### INSTRUÇÕES DE TRABALHO
#1 Traduza para inglês a seguinte frase do texto sobre Os Maias: "Política e economicamente o país é uma colónia inglesa."
#2 Transcreva do texto sobre Os Maias o trecho que vai de "O quadro em" a "um olhar sardónico.".

### TEXTO DE LEITURA
※

O quadro em que o enredo de Os Maias
decorre – a aristocracia e a alta burguesia de Lisboa cerca de 1880 – era-lhe
familiar. E dentro desse quadro o escritor irá criar uma notável galeria de
cenas e tipos, não se poupando a si próprio, pois se retrata em feroz
caricatura autobiográfica na figura de João da Ega.
O personagem principal do romance é Carlos da
Maia, espécie de alter ego sonhado, aristocrata, centro de atenções,
dispondo de meios que, sur le moment, lhe permitem satisfazer os seus
desejos. É através desse personagem excepcional – dândi, médico, inteligência
brilhante, homem de gosto refinado, capaz de dissertar ajuizadamente sobre
política e economia, viajado, lido nos clássicos - que Eça de Queiroz lança
sobre a sociedade portuguesa um olhar sardónico.
Parecendo em cada década caminhar mais
apressadamente para o abismo, a história de Portugal no século XIX é uma
sucessão de tragédias. Política e economicamente o país é uma colónia inglesa.
Culturalmente é dominado pela França. Constata-se uma apatia generalizada, um desencanto
a envolver tudo e todos, chegando-se ao extremo de considerar que a solução de
todos os males pudesse vir de uma União Ibérica, em que Portugal se tornasse de
facto uma simples província espanhola.
À observação desse ambiente trágico Eça de Queiroz
sobrepõe em Os Maias a decadência de uma família, a qual, por assim
dizer, se torna como que o espelho do país. Do mesmo modo que Carlos, o neto,
personifica em parte os males do Portugal moderno, Afonso da Maia, o avô, é o
símbolo das virtudes do país antigo. Mas ambos inevitavelmente destinados a
falhar e a falir. E assim o romance é, sobretudo, uma constatação de falências
e incapacidades. Situações dramáticas ou
cenas comezinhas, tudo termina em indiferença como se, totalmente abúlicos, os
personagens se deixassem empurrar pela fatalidade.
Com um enredo que frequentemente toca o
melodramático, Os Maias tem por fio condutor o tema do incesto, e esse
aproveita-o Eça de Queiroz como metáfora para denunciar uma sociedade que,
aparentemente obcecada pelos fantasmas da sua degenerescência e da sua
decadência, não consegue encontrar em si as forças capazes de libertá-la dos
ideais de um passado romantizado e da sua incapacidade de acção.

※

### CONJUNTO DE LINHAS
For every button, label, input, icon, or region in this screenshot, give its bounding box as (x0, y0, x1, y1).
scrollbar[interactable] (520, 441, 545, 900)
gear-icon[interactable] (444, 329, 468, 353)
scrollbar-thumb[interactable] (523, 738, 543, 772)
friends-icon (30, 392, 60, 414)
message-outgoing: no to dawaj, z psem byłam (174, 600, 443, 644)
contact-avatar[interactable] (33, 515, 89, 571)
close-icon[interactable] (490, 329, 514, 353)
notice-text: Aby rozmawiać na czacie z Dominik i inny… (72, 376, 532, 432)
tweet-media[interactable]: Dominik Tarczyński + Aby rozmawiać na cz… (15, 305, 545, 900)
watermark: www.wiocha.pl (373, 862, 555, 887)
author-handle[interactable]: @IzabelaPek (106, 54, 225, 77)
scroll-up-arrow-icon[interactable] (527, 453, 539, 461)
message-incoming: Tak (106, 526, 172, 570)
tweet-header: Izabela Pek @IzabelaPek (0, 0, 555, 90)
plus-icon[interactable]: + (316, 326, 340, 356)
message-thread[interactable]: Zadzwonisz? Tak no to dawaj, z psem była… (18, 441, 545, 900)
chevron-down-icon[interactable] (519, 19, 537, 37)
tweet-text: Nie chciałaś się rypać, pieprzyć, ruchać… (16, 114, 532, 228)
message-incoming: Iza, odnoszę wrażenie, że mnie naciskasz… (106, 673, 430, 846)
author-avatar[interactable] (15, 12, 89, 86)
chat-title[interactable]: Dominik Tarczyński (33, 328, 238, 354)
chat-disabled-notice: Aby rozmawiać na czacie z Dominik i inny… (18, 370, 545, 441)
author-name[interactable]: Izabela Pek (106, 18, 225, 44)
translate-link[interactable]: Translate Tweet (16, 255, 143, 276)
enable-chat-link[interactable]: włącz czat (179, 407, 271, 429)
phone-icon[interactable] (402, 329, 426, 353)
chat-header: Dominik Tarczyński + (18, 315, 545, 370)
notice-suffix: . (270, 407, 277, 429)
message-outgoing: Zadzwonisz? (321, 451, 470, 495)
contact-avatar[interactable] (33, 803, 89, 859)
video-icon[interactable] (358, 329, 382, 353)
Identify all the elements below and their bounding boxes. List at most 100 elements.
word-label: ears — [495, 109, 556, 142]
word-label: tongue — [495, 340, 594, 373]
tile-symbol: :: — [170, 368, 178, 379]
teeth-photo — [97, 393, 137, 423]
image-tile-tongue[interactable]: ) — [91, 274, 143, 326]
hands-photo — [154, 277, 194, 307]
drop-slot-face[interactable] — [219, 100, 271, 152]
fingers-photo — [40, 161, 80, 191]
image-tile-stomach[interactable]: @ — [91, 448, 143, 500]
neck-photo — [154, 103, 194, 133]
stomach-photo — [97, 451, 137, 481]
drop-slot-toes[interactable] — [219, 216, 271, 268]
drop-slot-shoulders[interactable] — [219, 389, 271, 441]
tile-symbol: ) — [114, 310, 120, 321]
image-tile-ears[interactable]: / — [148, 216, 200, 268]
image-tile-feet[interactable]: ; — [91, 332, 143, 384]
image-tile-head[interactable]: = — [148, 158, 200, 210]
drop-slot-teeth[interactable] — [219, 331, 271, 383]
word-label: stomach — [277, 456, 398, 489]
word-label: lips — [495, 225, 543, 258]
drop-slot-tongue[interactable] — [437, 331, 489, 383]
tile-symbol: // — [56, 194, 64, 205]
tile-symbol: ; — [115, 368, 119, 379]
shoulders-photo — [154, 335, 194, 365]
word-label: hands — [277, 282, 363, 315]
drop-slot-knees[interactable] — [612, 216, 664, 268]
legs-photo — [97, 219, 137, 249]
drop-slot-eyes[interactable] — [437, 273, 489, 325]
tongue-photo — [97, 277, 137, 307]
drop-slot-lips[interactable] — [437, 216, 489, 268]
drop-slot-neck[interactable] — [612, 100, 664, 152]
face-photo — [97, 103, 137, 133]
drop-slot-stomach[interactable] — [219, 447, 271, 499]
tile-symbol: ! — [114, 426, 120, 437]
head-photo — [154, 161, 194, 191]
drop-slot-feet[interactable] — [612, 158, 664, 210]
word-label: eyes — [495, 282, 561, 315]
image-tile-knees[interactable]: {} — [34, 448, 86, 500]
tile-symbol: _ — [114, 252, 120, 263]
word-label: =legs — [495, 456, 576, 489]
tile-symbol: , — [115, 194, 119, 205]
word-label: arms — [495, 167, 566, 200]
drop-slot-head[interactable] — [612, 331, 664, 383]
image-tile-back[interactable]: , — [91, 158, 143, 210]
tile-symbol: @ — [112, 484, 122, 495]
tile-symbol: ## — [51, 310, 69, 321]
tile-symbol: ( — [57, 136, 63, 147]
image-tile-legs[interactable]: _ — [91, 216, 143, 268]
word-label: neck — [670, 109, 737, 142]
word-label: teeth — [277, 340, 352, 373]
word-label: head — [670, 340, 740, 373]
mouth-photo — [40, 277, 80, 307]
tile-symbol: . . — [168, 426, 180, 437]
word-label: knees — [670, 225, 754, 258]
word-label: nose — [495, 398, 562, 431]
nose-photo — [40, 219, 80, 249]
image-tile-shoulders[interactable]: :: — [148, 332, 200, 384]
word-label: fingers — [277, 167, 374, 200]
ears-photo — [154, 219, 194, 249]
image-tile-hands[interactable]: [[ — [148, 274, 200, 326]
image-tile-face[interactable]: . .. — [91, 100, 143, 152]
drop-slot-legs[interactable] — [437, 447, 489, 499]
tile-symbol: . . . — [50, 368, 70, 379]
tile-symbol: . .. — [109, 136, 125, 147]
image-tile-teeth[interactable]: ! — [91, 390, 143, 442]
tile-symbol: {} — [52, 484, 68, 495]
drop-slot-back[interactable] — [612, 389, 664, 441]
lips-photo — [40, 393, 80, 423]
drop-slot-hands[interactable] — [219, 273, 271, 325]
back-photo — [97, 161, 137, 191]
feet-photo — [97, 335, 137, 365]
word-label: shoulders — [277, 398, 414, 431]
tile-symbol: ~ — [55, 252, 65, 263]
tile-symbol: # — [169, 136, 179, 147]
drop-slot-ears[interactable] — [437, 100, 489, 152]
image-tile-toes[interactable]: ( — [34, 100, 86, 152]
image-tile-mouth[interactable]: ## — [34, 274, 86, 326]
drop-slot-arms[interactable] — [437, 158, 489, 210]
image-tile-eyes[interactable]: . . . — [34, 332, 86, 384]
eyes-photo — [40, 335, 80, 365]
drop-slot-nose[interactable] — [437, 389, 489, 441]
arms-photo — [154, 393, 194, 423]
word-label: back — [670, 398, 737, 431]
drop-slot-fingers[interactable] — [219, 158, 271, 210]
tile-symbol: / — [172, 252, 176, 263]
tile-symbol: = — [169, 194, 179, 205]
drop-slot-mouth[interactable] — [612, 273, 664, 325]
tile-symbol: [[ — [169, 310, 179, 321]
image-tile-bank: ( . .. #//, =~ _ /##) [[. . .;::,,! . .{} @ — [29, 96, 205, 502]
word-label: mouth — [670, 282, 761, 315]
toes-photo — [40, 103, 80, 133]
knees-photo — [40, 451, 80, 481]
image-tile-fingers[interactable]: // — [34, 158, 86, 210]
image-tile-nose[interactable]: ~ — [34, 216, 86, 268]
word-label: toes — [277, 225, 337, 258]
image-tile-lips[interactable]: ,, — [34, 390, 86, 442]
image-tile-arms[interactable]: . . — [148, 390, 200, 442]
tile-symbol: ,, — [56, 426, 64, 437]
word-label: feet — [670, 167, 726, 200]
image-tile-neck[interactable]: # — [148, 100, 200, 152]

※

### RESULTADOS
#1 Politically and economically, the country is an English colony.

#2
O quadro em que o enredo de Os Maias
decorre – a aristocracia e a alta burguesia de Lisboa cerca de 1880 – era-lhe
familiar. E dentro desse quadro o escritor irá criar uma notável galeria de
cenas e tipos, não se poupando a si próprio, pois se retrata em feroz
caricatura autobiográfica na figura de João da Ega.
O personagem principal do romance é Carlos da
Maia, espécie de alter ego sonhado, aristocrata, centro de atenções,
dispondo de meios que, sur le moment, lhe permitem satisfazer os seus
desejos. É através desse personagem excepcional – dândi, médico, inteligência
brilhante, homem de gosto refinado, capaz de dissertar ajuizadamente sobre
política e economia, viajado, lido nos clássicos - que Eça de Queiroz lança
sobre a sociedade portuguesa um olhar sardónico.